To be done ▸ Extract every entry word for word.

Material to process ▸
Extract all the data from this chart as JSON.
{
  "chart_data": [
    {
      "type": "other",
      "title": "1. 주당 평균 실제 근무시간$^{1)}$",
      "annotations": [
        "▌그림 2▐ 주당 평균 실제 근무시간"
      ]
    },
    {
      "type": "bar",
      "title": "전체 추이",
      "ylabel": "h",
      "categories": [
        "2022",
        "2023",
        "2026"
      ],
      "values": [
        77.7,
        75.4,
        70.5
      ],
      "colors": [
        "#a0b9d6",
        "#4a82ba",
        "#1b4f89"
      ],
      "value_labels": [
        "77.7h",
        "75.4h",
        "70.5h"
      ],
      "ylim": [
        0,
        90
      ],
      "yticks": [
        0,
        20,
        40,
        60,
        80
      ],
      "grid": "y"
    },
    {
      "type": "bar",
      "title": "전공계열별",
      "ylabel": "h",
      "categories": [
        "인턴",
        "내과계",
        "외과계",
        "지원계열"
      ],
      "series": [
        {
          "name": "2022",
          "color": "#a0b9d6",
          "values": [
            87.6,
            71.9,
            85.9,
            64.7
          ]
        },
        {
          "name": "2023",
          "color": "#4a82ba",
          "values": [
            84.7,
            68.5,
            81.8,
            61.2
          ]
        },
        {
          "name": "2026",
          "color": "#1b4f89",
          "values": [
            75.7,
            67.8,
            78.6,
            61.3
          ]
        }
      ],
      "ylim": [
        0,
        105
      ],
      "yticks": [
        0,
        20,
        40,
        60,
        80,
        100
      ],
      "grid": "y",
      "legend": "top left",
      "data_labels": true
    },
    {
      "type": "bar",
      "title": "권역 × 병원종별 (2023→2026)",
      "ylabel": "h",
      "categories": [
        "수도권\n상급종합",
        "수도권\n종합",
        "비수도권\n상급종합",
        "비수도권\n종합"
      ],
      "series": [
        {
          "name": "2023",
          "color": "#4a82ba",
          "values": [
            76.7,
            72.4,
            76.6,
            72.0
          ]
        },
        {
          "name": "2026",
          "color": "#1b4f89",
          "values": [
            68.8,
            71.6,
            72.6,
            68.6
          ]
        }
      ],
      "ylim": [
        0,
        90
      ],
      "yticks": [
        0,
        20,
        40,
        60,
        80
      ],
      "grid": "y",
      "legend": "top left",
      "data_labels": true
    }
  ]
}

Result below ▸
Extract all the data from this chart as JSON.
{
  "chart_data": [
    {
      "type": "other",
      "title": "1. 주당 평균 실제 근무시간$^{1)}$",
      "annotations": [
        "▌그림 2▐ 주당 평균 실제 근무시간"
      ]
    },
    {
      "type": "bar",
      "title": "전체 추이",
      "ylabel": "h",
      "categories": [
        "2022",
        "2023",
        "2026"
      ],
      "values": [
        77.7,
        75.4,
        70.5
      ],
      "colors": [
        "#a0b9d6",
        "#4a82ba",
        "#1b4f89"
      ],
      "value_labels": [
        "77.7h",
        "75.4h",
        "70.5h"
      ],
      "ylim": [
        0,
        90
      ],
      "yticks": [
        0,
        20,
        40,
        60,
        80
      ],
      "grid": "y"
    },
    {
      "type": "bar",
      "title": "전공계열별",
      "ylabel": "h",
      "categories": [
        "인턴",
        "내과계",
        "외과계",
        "지원계열"
      ],
      "series": [
        {
          "name": "2022",
          "color": "#a0b9d6",
          "values": [
            87.6,
            71.9,
            85.9,
            64.7
          ]
        },
        {
          "name": "2023",
          "color": "#4a82ba",
          "values": [
            84.7,
            68.5,
            81.8,
            61.2
          ]
        },
        {
          "name": "2026",
          "color": "#1b4f89",
          "values": [
            75.7,
            67.8,
            78.6,
            61.3
          ]
        }
      ],
      "ylim": [
        0,
        105
      ],
      "yticks": [
        0,
        20,
        40,
        60,
        80,
        100
      ],
      "grid": "y",
      "legend": "top left",
      "data_labels": true
    },
    {
      "type": "bar",
      "title": "권역 × 병원종별 (2023→2026)",
      "ylabel": "h",
      "categories": [
        "수도권\n상급종합",
        "수도권\n종합",
        "비수도권\n상급종합",
        "비수도권\n종합"
      ],
      "series": [
        {
          "name": "2023",
          "color": "#4a82ba",
          "values": [
            76.7,
            72.4,
            76.6,
            72.0
          ]
        },
        {
          "name": "2026",
          "color": "#1b4f89",
          "values": [
            68.8,
            71.6,
            72.6,
            68.6
          ]
        }
      ],
      "ylim": [
        0,
        90
      ],
      "yticks": [
        0,
        20,
        40,
        60,
        80
      ],
      "grid": "y",
      "legend": "top left",
      "data_labels": true
    }
  ]
}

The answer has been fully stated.